Written task
The records below are to be copied word for word, with every picture left out.

Input data
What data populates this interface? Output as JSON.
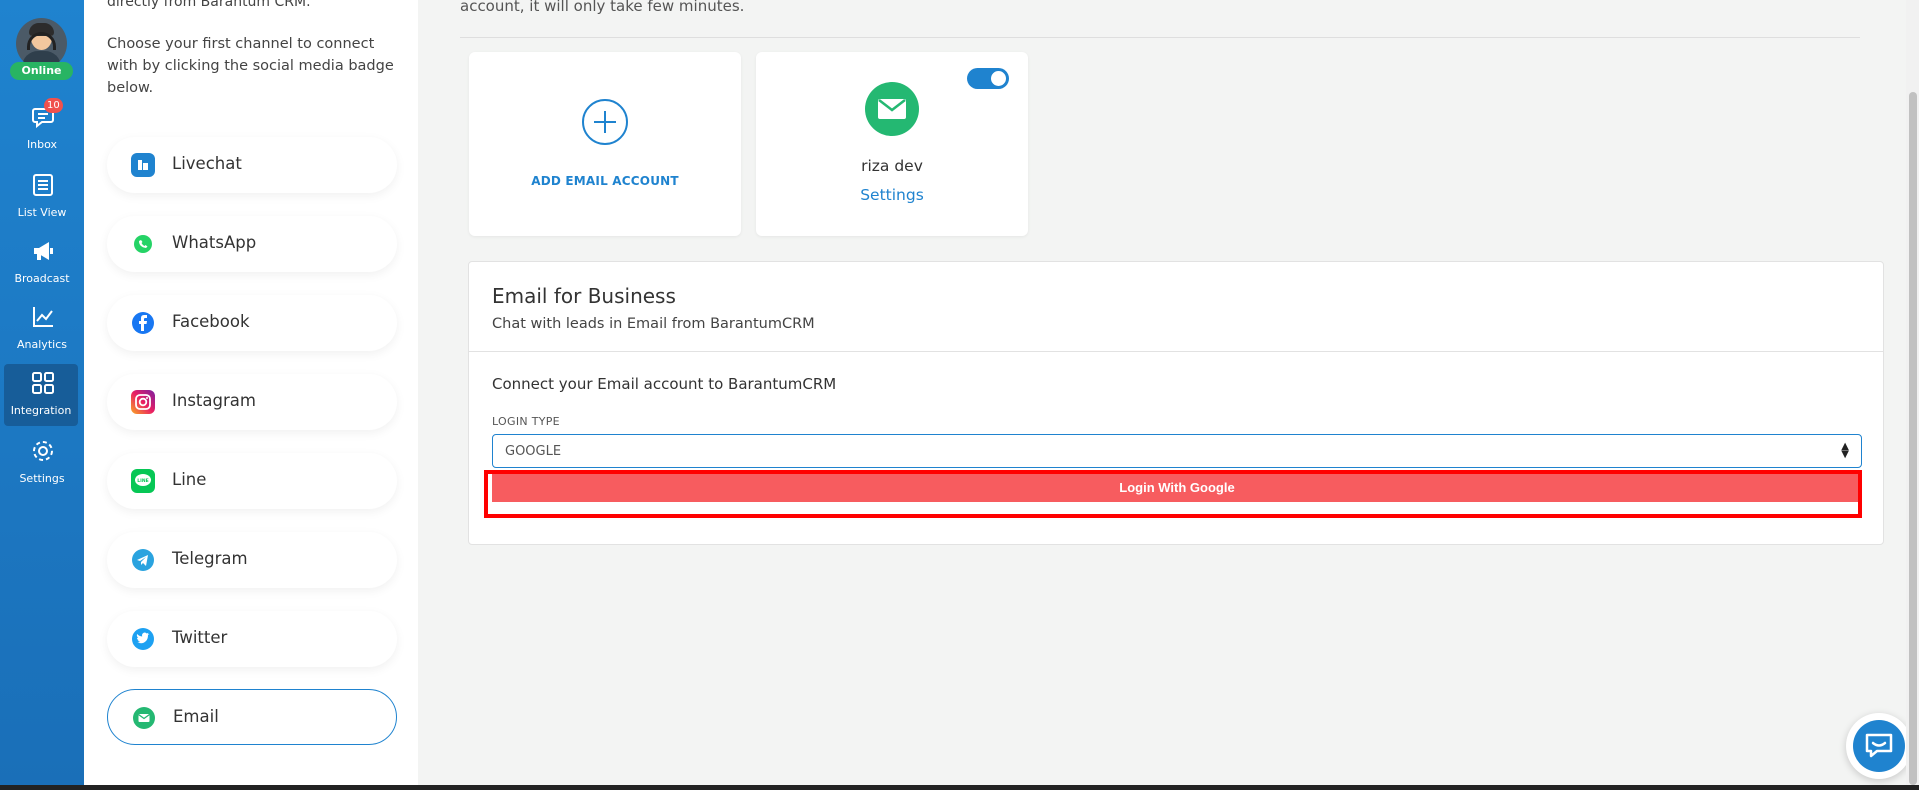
{
  "rail": {
    "status": "Online",
    "items": [
      {
        "label": "Inbox",
        "icon": "chat-bubble-icon",
        "badge": "10"
      },
      {
        "label": "List View",
        "icon": "list-icon"
      },
      {
        "label": "Broadcast",
        "icon": "megaphone-icon"
      },
      {
        "label": "Analytics",
        "icon": "line-chart-icon"
      },
      {
        "label": "Integration",
        "icon": "grid-icon",
        "active": true
      },
      {
        "label": "Settings",
        "icon": "gear-icon"
      }
    ]
  },
  "panel": {
    "intro_top": "directly from Barantum CRM.",
    "intro": "Choose your first channel to connect with by clicking the social media badge below.",
    "channels": [
      {
        "label": "Livechat",
        "icon": "livechat-icon"
      },
      {
        "label": "WhatsApp",
        "icon": "whatsapp-icon"
      },
      {
        "label": "Facebook",
        "icon": "facebook-icon"
      },
      {
        "label": "Instagram",
        "icon": "instagram-icon"
      },
      {
        "label": "Line",
        "icon": "line-app-icon"
      },
      {
        "label": "Telegram",
        "icon": "telegram-icon"
      },
      {
        "label": "Twitter",
        "icon": "twitter-icon"
      },
      {
        "label": "Email",
        "icon": "email-icon",
        "selected": true
      }
    ]
  },
  "main": {
    "intro": "account, it will only take few minutes.",
    "add_card": {
      "label": "ADD EMAIL ACCOUNT"
    },
    "account_card": {
      "name": "riza dev",
      "settings_link": "Settings",
      "enabled": true
    },
    "business": {
      "title": "Email for Business",
      "subtitle": "Chat with leads in Email from BarantumCRM",
      "connect_heading": "Connect your Email account to BarantumCRM",
      "login_type_label": "LOGIN TYPE",
      "login_type_value": "GOOGLE",
      "login_button": "Login With Google"
    }
  },
  "colors": {
    "rail": "#1f83cf",
    "accent": "#1f83cf",
    "online": "#28b463",
    "email_green": "#24b872",
    "login_button": "#f75c5f",
    "highlight": "#ff0000"
  }
}
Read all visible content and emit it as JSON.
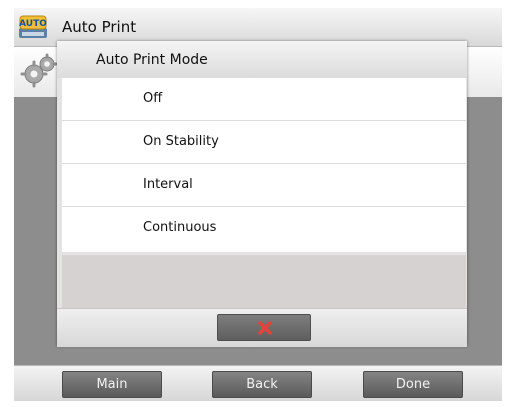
{
  "header": {
    "title": "Auto Print",
    "app_icon": "auto-print-icon",
    "app_icon_text": "AUTO"
  },
  "settings_row": {
    "icon": "gear-icon"
  },
  "dialog": {
    "title": "Auto Print Mode",
    "options": [
      {
        "label": "Off"
      },
      {
        "label": "On Stability"
      },
      {
        "label": "Interval"
      },
      {
        "label": "Continuous"
      }
    ],
    "cancel_icon": "close-icon",
    "cancel_icon_color": "#e0453a"
  },
  "footer": {
    "main_label": "Main",
    "back_label": "Back",
    "done_label": "Done"
  }
}
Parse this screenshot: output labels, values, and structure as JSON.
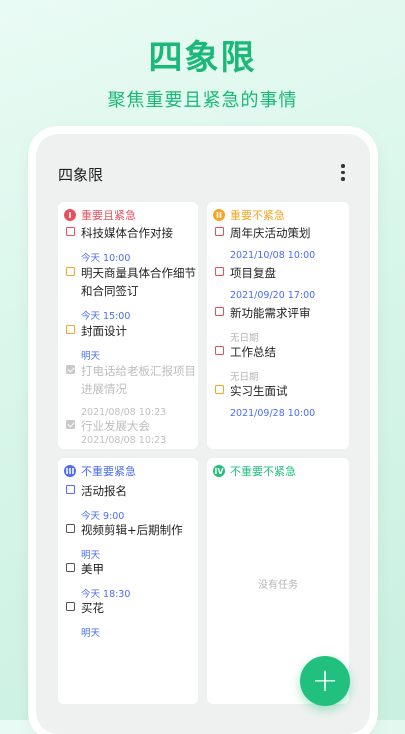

Completed task
What data populates this interface? Output as JSON.
{
  "rail": {
    "status": "Online",
    "items": [
      {
        "label": "Inbox",
        "icon": "chat-bubble-icon",
        "badge": "10"
      },
      {
        "label": "List View",
        "icon": "list-icon"
      },
      {
        "label": "Broadcast",
        "icon": "megaphone-icon"
      },
      {
        "label": "Analytics",
        "icon": "line-chart-icon"
      },
      {
        "label": "Integration",
        "icon": "grid-icon",
        "active": true
      },
      {
        "label": "Settings",
        "icon": "gear-icon"
      }
    ]
  },
  "panel": {
    "intro_top": "directly from Barantum CRM.",
    "intro": "Choose your first channel to connect with by clicking the social media badge below.",
    "channels": [
      {
        "label": "Livechat",
        "icon": "livechat-icon"
      },
      {
        "label": "WhatsApp",
        "icon": "whatsapp-icon"
      },
      {
        "label": "Facebook",
        "icon": "facebook-icon"
      },
      {
        "label": "Instagram",
        "icon": "instagram-icon"
      },
      {
        "label": "Line",
        "icon": "line-app-icon"
      },
      {
        "label": "Telegram",
        "icon": "telegram-icon"
      },
      {
        "label": "Twitter",
        "icon": "twitter-icon"
      },
      {
        "label": "Email",
        "icon": "email-icon",
        "selected": true
      }
    ]
  },
  "main": {
    "intro": "account, it will only take few minutes.",
    "add_card": {
      "label": "ADD EMAIL ACCOUNT"
    },
    "account_card": {
      "name": "riza dev",
      "settings_link": "Settings",
      "enabled": true
    },
    "business": {
      "title": "Email for Business",
      "subtitle": "Chat with leads in Email from BarantumCRM",
      "connect_heading": "Connect your Email account to BarantumCRM",
      "login_type_label": "LOGIN TYPE",
      "login_type_value": "GOOGLE",
      "login_button": "Login With Google"
    }
  },
  "colors": {
    "rail": "#1f83cf",
    "accent": "#1f83cf",
    "online": "#28b463",
    "email_green": "#24b872",
    "login_button": "#f75c5f",
    "highlight": "#ff0000"
  }
}
Read all visible content and emit it as JSON.
{
  "header": {
    "title": "Auto Print",
    "app_icon": "auto-print-icon",
    "app_icon_text": "AUTO"
  },
  "settings_row": {
    "icon": "gear-icon"
  },
  "dialog": {
    "title": "Auto Print Mode",
    "options": [
      {
        "label": "Off"
      },
      {
        "label": "On Stability"
      },
      {
        "label": "Interval"
      },
      {
        "label": "Continuous"
      }
    ],
    "cancel_icon": "close-icon",
    "cancel_icon_color": "#e0453a"
  },
  "footer": {
    "main_label": "Main",
    "back_label": "Back",
    "done_label": "Done"
  }
}
Parse this screenshot: output labels, values, and structure as JSON.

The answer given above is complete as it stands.